• Record list
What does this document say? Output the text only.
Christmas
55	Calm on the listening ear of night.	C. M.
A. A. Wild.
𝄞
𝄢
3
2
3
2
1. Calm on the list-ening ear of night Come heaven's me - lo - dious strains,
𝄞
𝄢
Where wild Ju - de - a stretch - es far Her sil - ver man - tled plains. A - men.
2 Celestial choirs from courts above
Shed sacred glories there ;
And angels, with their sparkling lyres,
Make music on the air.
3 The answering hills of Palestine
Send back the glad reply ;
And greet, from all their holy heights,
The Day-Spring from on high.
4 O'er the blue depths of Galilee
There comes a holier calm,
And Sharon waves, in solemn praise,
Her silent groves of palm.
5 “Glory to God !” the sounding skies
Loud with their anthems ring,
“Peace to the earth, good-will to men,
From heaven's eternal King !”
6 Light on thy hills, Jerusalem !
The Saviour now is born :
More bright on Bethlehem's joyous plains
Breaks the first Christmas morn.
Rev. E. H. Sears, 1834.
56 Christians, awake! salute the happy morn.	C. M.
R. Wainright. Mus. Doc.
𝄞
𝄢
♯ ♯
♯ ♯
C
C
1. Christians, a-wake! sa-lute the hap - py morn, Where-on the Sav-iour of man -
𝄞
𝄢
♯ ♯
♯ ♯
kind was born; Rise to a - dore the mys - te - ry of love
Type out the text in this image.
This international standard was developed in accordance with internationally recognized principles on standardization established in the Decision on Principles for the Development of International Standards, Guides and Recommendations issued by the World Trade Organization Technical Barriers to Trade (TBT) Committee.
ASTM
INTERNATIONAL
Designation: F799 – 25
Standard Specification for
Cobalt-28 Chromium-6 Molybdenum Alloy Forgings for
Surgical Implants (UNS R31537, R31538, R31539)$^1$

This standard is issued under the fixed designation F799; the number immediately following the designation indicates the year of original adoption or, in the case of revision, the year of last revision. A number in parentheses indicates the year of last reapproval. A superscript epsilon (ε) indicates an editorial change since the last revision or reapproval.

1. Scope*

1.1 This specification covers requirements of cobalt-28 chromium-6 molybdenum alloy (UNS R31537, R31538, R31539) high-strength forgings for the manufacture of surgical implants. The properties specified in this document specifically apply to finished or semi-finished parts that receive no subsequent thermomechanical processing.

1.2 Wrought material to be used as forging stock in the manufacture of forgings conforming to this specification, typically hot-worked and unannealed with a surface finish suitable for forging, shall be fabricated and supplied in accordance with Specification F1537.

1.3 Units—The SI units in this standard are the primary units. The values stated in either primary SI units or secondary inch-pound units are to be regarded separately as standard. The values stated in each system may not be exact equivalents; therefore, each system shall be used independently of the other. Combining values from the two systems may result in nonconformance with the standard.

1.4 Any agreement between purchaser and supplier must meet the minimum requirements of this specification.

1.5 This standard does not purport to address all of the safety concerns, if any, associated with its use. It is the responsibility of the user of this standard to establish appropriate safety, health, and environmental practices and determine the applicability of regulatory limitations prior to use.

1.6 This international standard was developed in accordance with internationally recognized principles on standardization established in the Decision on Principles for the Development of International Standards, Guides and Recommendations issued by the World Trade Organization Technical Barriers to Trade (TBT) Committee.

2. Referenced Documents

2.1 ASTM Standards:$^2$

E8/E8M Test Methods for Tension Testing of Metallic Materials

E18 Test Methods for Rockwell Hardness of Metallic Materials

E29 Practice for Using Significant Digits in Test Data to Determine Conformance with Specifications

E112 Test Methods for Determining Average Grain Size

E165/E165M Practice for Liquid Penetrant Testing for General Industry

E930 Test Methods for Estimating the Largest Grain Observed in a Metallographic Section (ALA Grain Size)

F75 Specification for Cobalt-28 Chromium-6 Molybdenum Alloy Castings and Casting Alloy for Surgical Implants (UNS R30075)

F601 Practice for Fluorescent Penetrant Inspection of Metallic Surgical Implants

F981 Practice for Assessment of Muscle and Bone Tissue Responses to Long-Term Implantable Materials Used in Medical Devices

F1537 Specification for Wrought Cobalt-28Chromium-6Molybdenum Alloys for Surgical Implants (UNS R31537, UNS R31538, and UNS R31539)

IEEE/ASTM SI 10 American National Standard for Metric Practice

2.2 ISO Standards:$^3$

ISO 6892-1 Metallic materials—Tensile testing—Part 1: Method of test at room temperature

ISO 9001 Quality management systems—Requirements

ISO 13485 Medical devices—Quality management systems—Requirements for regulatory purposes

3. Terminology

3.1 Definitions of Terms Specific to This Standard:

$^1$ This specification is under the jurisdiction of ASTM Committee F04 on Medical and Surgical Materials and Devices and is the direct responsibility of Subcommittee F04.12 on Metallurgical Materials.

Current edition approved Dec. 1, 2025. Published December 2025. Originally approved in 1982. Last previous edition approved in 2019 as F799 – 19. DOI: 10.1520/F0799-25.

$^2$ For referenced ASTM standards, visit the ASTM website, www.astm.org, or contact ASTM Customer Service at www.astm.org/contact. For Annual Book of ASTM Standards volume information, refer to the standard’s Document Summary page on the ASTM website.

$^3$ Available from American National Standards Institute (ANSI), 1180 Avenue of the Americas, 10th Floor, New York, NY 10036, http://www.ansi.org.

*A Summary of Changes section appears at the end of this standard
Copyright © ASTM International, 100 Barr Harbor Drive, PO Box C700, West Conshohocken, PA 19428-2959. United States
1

• Goal
Reproduce each record exactly, leaving nothing out.

• Output
What does this document say? Output the text only.
Christmas
55	Calm on the listening ear of night.	C. M.
A. A. Wild.
𝄞
𝄢
3
2
3
2
1. Calm on the list-ening ear of night Come heaven's me - lo - dious strains,
𝄞
𝄢
Where wild Ju - de - a stretch - es far Her sil - ver man - tled plains. A - men.
2 Celestial choirs from courts above
Shed sacred glories there ;
And angels, with their sparkling lyres,
Make music on the air.
3 The answering hills of Palestine
Send back the glad reply ;
And greet, from all their holy heights,
The Day-Spring from on high.
4 O'er the blue depths of Galilee
There comes a holier calm,
And Sharon waves, in solemn praise,
Her silent groves of palm.
5 “Glory to God !” the sounding skies
Loud with their anthems ring,
“Peace to the earth, good-will to men,
From heaven's eternal King !”
6 Light on thy hills, Jerusalem !
The Saviour now is born :
More bright on Bethlehem's joyous plains
Breaks the first Christmas morn.
Rev. E. H. Sears, 1834.
56 Christians, awake! salute the happy morn.	C. M.
R. Wainright. Mus. Doc.
𝄞
𝄢
♯ ♯
♯ ♯
C
C
1. Christians, a-wake! sa-lute the hap - py morn, Where-on the Sav-iour of man -
𝄞
𝄢
♯ ♯
♯ ♯
kind was born; Rise to a - dore the mys - te - ry of love
Type out the text in this image.
This international standard was developed in accordance with internationally recognized principles on standardization established in the Decision on Principles for the Development of International Standards, Guides and Recommendations issued by the World Trade Organization Technical Barriers to Trade (TBT) Committee.
ASTM
INTERNATIONAL
Designation: F799 – 25
Standard Specification for
Cobalt-28 Chromium-6 Molybdenum Alloy Forgings for
Surgical Implants (UNS R31537, R31538, R31539)$^1$

This standard is issued under the fixed designation F799; the number immediately following the designation indicates the year of original adoption or, in the case of revision, the year of last revision. A number in parentheses indicates the year of last reapproval. A superscript epsilon (ε) indicates an editorial change since the last revision or reapproval.

1. Scope*

1.1 This specification covers requirements of cobalt-28 chromium-6 molybdenum alloy (UNS R31537, R31538, R31539) high-strength forgings for the manufacture of surgical implants. The properties specified in this document specifically apply to finished or semi-finished parts that receive no subsequent thermomechanical processing.

1.2 Wrought material to be used as forging stock in the manufacture of forgings conforming to this specification, typically hot-worked and unannealed with a surface finish suitable for forging, shall be fabricated and supplied in accordance with Specification F1537.

1.3 Units—The SI units in this standard are the primary units. The values stated in either primary SI units or secondary inch-pound units are to be regarded separately as standard. The values stated in each system may not be exact equivalents; therefore, each system shall be used independently of the other. Combining values from the two systems may result in nonconformance with the standard.

1.4 Any agreement between purchaser and supplier must meet the minimum requirements of this specification.

1.5 This standard does not purport to address all of the safety concerns, if any, associated with its use. It is the responsibility of the user of this standard to establish appropriate safety, health, and environmental practices and determine the applicability of regulatory limitations prior to use.

1.6 This international standard was developed in accordance with internationally recognized principles on standardization established in the Decision on Principles for the Development of International Standards, Guides and Recommendations issued by the World Trade Organization Technical Barriers to Trade (TBT) Committee.

2. Referenced Documents

2.1 ASTM Standards:$^2$

E8/E8M Test Methods for Tension Testing of Metallic Materials

E18 Test Methods for Rockwell Hardness of Metallic Materials

E29 Practice for Using Significant Digits in Test Data to Determine Conformance with Specifications

E112 Test Methods for Determining Average Grain Size

E165/E165M Practice for Liquid Penetrant Testing for General Industry

E930 Test Methods for Estimating the Largest Grain Observed in a Metallographic Section (ALA Grain Size)

F75 Specification for Cobalt-28 Chromium-6 Molybdenum Alloy Castings and Casting Alloy for Surgical Implants (UNS R30075)

F601 Practice for Fluorescent Penetrant Inspection of Metallic Surgical Implants

F981 Practice for Assessment of Muscle and Bone Tissue Responses to Long-Term Implantable Materials Used in Medical Devices

F1537 Specification for Wrought Cobalt-28Chromium-6Molybdenum Alloys for Surgical Implants (UNS R31537, UNS R31538, and UNS R31539)

IEEE/ASTM SI 10 American National Standard for Metric Practice

2.2 ISO Standards:$^3$

ISO 6892-1 Metallic materials—Tensile testing—Part 1: Method of test at room temperature

ISO 9001 Quality management systems—Requirements

ISO 13485 Medical devices—Quality management systems—Requirements for regulatory purposes

3. Terminology

3.1 Definitions of Terms Specific to This Standard:

$^1$ This specification is under the jurisdiction of ASTM Committee F04 on Medical and Surgical Materials and Devices and is the direct responsibility of Subcommittee F04.12 on Metallurgical Materials.

Current edition approved Dec. 1, 2025. Published December 2025. Originally approved in 1982. Last previous edition approved in 2019 as F799 – 19. DOI: 10.1520/F0799-25.

$^2$ For referenced ASTM standards, visit the ASTM website, www.astm.org, or contact ASTM Customer Service at www.astm.org/contact. For Annual Book of ASTM Standards volume information, refer to the standard’s Document Summary page on the ASTM website.

$^3$ Available from American National Standards Institute (ANSI), 1180 Avenue of the Americas, 10th Floor, New York, NY 10036, http://www.ansi.org.

*A Summary of Changes section appears at the end of this standard
Copyright © ASTM International, 100 Barr Harbor Drive, PO Box C700, West Conshohocken, PA 19428-2959. United States
1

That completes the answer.